*Records to use*.
-----

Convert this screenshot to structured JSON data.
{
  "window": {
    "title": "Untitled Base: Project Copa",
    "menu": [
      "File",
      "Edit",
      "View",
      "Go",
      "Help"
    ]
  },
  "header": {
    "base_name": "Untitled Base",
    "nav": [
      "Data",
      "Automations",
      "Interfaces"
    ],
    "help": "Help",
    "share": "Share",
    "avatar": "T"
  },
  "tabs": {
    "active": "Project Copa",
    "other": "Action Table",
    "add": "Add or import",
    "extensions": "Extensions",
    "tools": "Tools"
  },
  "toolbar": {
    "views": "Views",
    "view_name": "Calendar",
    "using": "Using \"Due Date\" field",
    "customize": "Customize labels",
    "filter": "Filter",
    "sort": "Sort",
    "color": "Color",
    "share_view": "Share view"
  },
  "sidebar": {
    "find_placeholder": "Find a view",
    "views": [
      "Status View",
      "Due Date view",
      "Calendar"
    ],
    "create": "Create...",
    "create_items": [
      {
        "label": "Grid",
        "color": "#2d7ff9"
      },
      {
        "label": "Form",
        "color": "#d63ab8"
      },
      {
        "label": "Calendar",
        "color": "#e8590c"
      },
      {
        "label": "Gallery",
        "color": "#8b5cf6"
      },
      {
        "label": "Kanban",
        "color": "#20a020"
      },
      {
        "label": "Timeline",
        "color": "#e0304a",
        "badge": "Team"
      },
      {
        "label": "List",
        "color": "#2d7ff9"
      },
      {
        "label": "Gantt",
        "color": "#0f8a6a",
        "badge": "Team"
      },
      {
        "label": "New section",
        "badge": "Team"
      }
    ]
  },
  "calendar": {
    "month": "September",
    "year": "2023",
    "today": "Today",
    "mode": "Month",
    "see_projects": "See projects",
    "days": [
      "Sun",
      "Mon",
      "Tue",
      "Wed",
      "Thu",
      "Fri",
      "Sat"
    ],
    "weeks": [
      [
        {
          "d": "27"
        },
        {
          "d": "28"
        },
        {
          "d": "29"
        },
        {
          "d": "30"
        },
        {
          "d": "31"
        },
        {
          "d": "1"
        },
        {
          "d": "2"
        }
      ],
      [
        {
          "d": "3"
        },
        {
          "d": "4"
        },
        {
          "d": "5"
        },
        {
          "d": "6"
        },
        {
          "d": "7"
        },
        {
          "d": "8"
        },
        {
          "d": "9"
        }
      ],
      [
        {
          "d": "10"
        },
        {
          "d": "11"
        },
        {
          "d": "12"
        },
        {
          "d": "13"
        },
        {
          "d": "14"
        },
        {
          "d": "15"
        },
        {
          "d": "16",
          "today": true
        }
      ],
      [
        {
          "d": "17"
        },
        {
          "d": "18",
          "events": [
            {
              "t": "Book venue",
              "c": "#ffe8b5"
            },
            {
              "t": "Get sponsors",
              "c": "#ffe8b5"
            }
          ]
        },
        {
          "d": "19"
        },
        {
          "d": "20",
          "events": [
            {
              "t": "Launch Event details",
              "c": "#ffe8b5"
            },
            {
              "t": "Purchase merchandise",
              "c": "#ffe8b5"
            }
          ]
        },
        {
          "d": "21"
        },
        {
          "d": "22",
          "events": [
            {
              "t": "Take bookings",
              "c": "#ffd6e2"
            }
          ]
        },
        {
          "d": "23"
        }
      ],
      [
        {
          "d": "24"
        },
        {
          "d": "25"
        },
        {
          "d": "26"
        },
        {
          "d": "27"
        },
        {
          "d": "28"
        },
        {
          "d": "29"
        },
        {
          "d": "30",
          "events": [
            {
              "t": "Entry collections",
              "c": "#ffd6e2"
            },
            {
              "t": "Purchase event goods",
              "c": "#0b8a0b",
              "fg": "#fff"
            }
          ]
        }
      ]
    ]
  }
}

-----

*Given problem*. Take the entries and copy them out exactly.

*Solution*.
Convert this screenshot to structured JSON data.
{
  "window": {
    "title": "Untitled Base: Project Copa",
    "menu": [
      "File",
      "Edit",
      "View",
      "Go",
      "Help"
    ]
  },
  "header": {
    "base_name": "Untitled Base",
    "nav": [
      "Data",
      "Automations",
      "Interfaces"
    ],
    "help": "Help",
    "share": "Share",
    "avatar": "T"
  },
  "tabs": {
    "active": "Project Copa",
    "other": "Action Table",
    "add": "Add or import",
    "extensions": "Extensions",
    "tools": "Tools"
  },
  "toolbar": {
    "views": "Views",
    "view_name": "Calendar",
    "using": "Using \"Due Date\" field",
    "customize": "Customize labels",
    "filter": "Filter",
    "sort": "Sort",
    "color": "Color",
    "share_view": "Share view"
  },
  "sidebar": {
    "find_placeholder": "Find a view",
    "views": [
      "Status View",
      "Due Date view",
      "Calendar"
    ],
    "create": "Create...",
    "create_items": [
      {
        "label": "Grid",
        "color": "#2d7ff9"
      },
      {
        "label": "Form",
        "color": "#d63ab8"
      },
      {
        "label": "Calendar",
        "color": "#e8590c"
      },
      {
        "label": "Gallery",
        "color": "#8b5cf6"
      },
      {
        "label": "Kanban",
        "color": "#20a020"
      },
      {
        "label": "Timeline",
        "color": "#e0304a",
        "badge": "Team"
      },
      {
        "label": "List",
        "color": "#2d7ff9"
      },
      {
        "label": "Gantt",
        "color": "#0f8a6a",
        "badge": "Team"
      },
      {
        "label": "New section",
        "badge": "Team"
      }
    ]
  },
  "calendar": {
    "month": "September",
    "year": "2023",
    "today": "Today",
    "mode": "Month",
    "see_projects": "See projects",
    "days": [
      "Sun",
      "Mon",
      "Tue",
      "Wed",
      "Thu",
      "Fri",
      "Sat"
    ],
    "weeks": [
      [
        {
          "d": "27"
        },
        {
          "d": "28"
        },
        {
          "d": "29"
        },
        {
          "d": "30"
        },
        {
          "d": "31"
        },
        {
          "d": "1"
        },
        {
          "d": "2"
        }
      ],
      [
        {
          "d": "3"
        },
        {
          "d": "4"
        },
        {
          "d": "5"
        },
        {
          "d": "6"
        },
        {
          "d": "7"
        },
        {
          "d": "8"
        },
        {
          "d": "9"
        }
      ],
      [
        {
          "d": "10"
        },
        {
          "d": "11"
        },
        {
          "d": "12"
        },
        {
          "d": "13"
        },
        {
          "d": "14"
        },
        {
          "d": "15"
        },
        {
          "d": "16",
          "today": true
        }
      ],
      [
        {
          "d": "17"
        },
        {
          "d": "18",
          "events": [
            {
              "t": "Book venue",
              "c": "#ffe8b5"
            },
            {
              "t": "Get sponsors",
              "c": "#ffe8b5"
            }
          ]
        },
        {
          "d": "19"
        },
        {
          "d": "20",
          "events": [
            {
              "t": "Launch Event details",
              "c": "#ffe8b5"
            },
            {
              "t": "Purchase merchandise",
              "c": "#ffe8b5"
            }
          ]
        },
        {
          "d": "21"
        },
        {
          "d": "22",
          "events": [
            {
              "t": "Take bookings",
              "c": "#ffd6e2"
            }
          ]
        },
        {
          "d": "23"
        }
      ],
      [
        {
          "d": "24"
        },
        {
          "d": "25"
        },
        {
          "d": "26"
        },
        {
          "d": "27"
        },
        {
          "d": "28"
        },
        {
          "d": "29"
        },
        {
          "d": "30",
          "events": [
            {
              "t": "Entry collections",
              "c": "#ffd6e2"
            },
            {
              "t": "Purchase event goods",
              "c": "#0b8a0b",
              "fg": "#fff"
            }
          ]
        }
      ]
    ]
  }
}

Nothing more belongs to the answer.